EXERCISE REQUIREMENTS
Select the lines below containing the word "utak".

========

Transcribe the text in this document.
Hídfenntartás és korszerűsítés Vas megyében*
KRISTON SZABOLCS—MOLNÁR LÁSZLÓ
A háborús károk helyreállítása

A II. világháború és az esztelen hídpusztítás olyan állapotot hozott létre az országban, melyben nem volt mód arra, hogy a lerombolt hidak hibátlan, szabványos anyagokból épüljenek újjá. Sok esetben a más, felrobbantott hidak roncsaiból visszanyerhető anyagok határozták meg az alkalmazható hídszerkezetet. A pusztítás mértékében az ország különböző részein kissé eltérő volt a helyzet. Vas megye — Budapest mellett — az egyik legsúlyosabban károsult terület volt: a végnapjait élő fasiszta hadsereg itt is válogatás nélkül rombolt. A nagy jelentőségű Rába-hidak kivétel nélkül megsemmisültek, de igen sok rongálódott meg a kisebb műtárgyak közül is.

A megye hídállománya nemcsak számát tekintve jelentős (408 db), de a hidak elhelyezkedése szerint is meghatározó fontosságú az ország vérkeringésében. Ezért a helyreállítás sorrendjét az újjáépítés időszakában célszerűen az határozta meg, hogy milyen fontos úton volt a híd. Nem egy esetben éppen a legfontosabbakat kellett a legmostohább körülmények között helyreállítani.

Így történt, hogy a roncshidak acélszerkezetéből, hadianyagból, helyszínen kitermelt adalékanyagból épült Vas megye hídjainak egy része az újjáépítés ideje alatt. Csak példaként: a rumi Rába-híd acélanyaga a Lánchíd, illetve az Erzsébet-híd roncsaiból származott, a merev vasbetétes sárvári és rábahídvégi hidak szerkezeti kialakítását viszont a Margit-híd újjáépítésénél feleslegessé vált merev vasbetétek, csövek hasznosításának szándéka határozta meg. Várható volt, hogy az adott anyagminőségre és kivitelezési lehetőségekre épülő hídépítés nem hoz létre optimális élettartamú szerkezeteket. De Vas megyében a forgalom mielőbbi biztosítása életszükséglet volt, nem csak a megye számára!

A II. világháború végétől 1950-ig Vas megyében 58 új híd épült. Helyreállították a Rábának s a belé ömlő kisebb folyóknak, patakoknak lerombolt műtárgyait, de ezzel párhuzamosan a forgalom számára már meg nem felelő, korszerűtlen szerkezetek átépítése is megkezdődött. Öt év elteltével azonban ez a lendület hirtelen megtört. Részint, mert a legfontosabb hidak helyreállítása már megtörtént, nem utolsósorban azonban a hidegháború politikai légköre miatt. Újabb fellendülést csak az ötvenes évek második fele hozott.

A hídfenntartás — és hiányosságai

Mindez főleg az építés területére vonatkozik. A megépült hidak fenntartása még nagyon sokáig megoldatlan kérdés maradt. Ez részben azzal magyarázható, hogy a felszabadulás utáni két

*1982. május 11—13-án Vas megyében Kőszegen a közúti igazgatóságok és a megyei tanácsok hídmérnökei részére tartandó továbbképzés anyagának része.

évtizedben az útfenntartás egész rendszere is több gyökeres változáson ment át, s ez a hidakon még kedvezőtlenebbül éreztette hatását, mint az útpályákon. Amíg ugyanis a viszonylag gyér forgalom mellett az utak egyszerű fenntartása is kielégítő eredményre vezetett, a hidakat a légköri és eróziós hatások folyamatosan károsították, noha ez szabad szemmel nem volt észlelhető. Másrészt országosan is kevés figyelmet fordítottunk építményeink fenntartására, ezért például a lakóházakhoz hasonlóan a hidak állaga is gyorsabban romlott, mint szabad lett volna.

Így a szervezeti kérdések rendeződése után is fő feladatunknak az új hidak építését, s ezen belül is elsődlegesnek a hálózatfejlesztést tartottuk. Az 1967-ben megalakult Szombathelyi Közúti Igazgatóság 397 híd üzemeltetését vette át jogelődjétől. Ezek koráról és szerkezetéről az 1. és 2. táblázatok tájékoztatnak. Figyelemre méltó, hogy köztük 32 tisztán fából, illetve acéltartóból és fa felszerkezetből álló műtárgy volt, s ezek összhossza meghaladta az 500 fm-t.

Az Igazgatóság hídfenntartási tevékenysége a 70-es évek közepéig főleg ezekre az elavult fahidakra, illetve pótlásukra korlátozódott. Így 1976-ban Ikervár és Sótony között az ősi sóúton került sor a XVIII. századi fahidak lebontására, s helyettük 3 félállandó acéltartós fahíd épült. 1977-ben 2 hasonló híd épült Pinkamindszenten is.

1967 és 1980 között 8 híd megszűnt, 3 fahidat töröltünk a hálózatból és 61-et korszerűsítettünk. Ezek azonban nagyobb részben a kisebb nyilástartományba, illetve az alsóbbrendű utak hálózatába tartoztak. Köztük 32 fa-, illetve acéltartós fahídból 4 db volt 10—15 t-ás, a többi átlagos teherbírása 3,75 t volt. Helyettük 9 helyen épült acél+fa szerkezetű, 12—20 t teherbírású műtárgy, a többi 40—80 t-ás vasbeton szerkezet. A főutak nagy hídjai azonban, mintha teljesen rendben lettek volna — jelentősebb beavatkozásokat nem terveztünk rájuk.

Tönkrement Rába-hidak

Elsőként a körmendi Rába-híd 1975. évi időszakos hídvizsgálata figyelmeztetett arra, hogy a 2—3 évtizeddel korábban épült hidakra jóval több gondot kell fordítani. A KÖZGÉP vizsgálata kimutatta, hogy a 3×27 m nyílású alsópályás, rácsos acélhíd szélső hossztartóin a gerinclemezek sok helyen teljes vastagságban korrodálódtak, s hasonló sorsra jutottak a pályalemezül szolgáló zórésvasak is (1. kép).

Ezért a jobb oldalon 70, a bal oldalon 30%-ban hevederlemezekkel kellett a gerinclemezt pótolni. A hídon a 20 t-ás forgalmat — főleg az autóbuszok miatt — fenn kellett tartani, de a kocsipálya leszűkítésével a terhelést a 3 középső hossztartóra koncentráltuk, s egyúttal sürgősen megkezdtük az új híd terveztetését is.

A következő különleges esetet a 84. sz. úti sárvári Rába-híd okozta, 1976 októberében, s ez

========

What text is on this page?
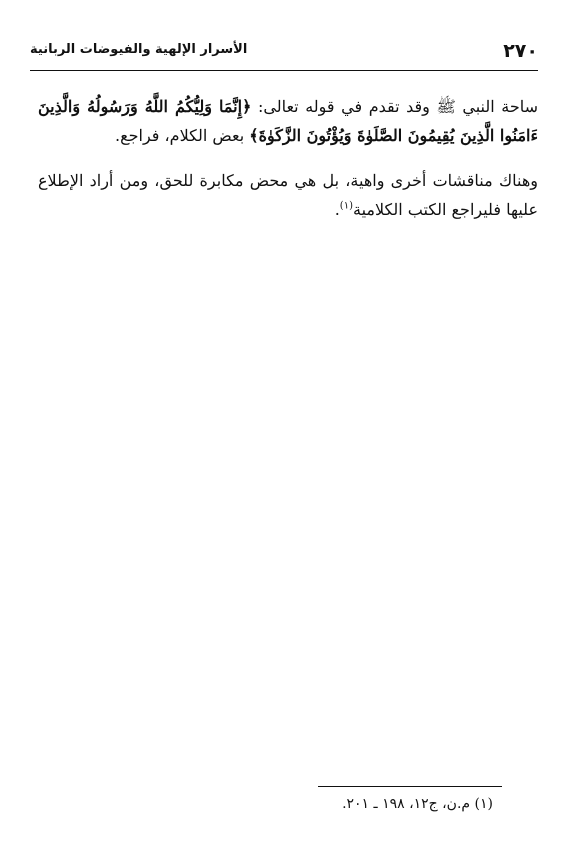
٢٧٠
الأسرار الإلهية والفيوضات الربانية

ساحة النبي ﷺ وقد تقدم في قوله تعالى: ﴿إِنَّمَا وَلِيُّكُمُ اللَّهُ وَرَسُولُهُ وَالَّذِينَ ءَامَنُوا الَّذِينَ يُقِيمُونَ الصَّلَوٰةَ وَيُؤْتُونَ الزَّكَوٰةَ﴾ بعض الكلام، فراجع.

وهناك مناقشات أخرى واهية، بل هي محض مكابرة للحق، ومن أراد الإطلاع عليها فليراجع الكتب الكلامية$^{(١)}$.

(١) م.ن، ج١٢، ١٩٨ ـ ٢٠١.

========

TASK ANSWER
évtizedben az útfenntartás egész rendszere is több gyökeres változáson ment át, s ez a hidakon még kedvezőtlenebbül éreztette hatását, mint az útpályákon. Amíg ugyanis a viszonylag gyér forgalom mellett az utak egyszerű fenntartása is kielégítő eredményre vezetett, a hidakat a légköri és eróziós hatások folyamatosan károsították, noha ez szabad szemmel nem volt észlelhető. Másrészt országosan is kevés figyelmet fordítottunk építményeink fenntartására, ezért például a lakóházakhoz hasonlóan a hidak állaga is gyorsabban romlott, mint szabad lett volna.
1967 és 1980 között 8 híd megszűnt, 3 fahidat töröltünk a hálózatból és 61-et korszerűsítettünk. Ezek azonban nagyobb részben a kisebb nyilástartományba, illetve az alsóbbrendű utak hálózatába tartoztak. Köztük 32 fa-, illetve acéltartós fahídból 4 db volt 10—15 t-ás, a többi átlagos teherbírása 3,75 t volt. Helyettük 9 helyen épült acél+fa szerkezetű, 12—20 t teherbírású műtárgy, a többi 40—80 t-ás vasbeton szerkezet. A főutak nagy hídjai azonban, mintha teljesen rendben lettek volna — jelentősebb beavatkozásokat nem terveztünk rájuk.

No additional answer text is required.